> **WORK TO COMPLETE**:
Sort through the data and copy the lines holding the word "Late".

> **LISTING**:
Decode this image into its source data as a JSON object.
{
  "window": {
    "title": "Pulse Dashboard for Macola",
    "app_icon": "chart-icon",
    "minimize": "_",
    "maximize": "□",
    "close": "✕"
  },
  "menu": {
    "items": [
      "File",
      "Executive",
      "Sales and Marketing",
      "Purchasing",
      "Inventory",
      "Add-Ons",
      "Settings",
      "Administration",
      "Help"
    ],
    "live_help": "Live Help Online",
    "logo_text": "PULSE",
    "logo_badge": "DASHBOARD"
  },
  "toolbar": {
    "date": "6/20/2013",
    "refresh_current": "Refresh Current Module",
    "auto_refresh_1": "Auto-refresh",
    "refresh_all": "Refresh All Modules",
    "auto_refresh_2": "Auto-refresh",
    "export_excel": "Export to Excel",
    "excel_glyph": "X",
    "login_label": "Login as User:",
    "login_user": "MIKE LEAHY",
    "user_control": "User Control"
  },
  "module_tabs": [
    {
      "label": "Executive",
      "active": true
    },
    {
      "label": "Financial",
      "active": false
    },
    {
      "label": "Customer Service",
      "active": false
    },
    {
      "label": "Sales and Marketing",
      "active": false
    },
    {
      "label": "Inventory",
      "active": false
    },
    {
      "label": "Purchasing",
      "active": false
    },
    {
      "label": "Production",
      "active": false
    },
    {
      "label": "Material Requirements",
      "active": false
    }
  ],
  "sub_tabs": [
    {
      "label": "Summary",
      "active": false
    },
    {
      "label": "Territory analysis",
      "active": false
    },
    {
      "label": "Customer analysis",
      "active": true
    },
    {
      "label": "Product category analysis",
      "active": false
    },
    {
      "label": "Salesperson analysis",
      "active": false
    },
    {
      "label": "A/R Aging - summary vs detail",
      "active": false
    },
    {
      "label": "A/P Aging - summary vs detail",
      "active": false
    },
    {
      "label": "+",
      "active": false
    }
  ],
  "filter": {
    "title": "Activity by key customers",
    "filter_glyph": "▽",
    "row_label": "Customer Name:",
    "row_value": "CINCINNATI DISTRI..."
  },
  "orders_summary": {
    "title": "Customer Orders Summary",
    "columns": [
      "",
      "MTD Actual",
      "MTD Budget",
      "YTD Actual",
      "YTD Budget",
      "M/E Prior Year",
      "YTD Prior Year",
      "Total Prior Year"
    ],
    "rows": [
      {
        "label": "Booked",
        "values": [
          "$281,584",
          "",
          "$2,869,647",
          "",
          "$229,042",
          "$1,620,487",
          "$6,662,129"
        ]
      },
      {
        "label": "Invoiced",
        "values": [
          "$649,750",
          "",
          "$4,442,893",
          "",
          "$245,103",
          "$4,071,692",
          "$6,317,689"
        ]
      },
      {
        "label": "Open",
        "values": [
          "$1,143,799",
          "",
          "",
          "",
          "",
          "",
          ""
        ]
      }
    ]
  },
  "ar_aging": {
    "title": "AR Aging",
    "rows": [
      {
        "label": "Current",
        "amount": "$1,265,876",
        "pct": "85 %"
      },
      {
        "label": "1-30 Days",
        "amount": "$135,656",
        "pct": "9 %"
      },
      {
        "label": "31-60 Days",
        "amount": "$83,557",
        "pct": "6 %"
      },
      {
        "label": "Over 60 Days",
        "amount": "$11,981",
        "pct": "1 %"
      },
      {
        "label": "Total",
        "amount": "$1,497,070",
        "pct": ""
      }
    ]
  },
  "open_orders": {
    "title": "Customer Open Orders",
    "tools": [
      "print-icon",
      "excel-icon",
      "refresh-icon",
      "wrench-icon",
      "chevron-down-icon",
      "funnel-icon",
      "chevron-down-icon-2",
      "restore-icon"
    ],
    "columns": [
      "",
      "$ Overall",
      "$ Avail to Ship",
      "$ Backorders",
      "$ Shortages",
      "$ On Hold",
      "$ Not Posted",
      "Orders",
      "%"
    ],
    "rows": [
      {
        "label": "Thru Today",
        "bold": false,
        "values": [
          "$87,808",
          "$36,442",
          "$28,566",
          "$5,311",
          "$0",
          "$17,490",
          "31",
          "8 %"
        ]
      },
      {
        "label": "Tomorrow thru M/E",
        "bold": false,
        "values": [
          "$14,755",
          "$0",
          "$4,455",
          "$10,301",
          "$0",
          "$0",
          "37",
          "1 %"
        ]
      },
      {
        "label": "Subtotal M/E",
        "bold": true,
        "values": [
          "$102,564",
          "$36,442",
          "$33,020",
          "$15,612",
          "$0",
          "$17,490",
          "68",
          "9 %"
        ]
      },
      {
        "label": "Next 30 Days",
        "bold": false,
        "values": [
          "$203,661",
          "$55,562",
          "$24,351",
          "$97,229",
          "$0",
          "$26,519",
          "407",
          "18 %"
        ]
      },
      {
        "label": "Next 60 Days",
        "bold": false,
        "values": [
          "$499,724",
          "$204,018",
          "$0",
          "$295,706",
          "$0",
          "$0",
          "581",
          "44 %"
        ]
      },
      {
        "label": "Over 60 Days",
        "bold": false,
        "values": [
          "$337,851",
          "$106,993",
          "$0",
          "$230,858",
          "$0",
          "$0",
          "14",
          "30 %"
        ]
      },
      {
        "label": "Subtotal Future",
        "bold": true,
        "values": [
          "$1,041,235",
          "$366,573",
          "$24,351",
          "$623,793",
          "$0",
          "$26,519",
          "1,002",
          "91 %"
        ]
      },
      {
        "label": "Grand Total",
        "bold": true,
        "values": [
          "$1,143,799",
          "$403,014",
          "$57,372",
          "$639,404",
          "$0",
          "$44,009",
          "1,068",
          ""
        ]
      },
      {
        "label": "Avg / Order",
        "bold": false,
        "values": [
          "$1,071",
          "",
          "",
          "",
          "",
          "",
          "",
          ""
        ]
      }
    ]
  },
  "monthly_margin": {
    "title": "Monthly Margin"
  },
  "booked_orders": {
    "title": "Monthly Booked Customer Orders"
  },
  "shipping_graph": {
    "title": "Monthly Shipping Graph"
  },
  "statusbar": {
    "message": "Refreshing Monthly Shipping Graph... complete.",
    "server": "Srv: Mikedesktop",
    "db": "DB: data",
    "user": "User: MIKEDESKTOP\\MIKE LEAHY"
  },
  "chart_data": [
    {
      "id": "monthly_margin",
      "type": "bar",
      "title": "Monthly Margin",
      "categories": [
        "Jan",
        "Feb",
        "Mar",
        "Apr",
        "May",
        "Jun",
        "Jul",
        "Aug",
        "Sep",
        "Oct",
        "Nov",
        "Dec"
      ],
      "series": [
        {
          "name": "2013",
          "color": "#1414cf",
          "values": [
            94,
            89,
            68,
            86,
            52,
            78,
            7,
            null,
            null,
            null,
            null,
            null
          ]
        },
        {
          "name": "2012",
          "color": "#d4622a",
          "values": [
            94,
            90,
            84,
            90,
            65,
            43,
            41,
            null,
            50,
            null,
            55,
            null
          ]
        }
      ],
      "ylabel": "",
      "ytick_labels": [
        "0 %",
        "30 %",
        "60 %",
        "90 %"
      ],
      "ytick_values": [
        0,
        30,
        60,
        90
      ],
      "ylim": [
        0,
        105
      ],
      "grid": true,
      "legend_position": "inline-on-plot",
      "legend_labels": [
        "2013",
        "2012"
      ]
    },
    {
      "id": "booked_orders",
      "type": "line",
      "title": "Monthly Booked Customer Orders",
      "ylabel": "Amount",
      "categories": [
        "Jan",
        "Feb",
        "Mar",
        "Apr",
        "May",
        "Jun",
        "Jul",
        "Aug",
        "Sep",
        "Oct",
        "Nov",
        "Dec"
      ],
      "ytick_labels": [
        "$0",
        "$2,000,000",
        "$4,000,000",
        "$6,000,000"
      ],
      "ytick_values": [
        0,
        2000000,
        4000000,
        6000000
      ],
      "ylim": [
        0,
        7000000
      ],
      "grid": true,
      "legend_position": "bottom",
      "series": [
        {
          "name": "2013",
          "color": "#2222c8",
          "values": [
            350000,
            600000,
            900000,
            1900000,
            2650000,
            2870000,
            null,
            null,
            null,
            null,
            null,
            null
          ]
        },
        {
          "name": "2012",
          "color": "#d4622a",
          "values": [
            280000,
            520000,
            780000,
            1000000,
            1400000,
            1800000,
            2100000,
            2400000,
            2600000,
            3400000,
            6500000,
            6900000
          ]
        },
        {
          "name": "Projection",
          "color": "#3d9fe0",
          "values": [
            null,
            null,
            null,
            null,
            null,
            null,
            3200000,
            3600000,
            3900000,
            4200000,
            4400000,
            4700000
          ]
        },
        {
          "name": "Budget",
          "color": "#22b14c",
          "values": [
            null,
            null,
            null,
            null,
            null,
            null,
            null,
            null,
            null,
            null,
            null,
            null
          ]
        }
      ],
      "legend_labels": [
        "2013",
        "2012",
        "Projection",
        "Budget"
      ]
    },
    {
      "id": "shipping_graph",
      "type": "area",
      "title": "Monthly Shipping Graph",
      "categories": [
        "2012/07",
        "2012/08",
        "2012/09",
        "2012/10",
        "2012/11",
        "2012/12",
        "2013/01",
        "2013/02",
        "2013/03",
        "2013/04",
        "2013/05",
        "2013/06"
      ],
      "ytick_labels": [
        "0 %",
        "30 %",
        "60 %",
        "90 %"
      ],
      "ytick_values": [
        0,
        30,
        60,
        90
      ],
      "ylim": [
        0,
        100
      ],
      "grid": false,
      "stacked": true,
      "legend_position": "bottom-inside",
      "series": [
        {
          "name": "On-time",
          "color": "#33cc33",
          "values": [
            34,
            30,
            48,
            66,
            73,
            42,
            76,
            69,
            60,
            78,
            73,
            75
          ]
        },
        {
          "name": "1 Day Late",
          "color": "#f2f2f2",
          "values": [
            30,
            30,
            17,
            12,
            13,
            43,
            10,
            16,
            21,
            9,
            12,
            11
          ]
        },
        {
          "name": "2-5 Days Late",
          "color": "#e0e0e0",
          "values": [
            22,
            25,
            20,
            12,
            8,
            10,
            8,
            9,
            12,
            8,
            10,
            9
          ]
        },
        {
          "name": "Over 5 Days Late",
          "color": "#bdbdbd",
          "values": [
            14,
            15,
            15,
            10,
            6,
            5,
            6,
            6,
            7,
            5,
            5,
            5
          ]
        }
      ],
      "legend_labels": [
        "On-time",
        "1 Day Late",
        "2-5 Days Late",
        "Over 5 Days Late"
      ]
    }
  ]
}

> **SOLUTION FOR THIS PROBLEM**:
          "name": "1 Day Late",
          "name": "2-5 Days Late",
          "name": "Over 5 Days Late",
        "1 Day Late",
        "2-5 Days Late",
        "Over 5 Days Late"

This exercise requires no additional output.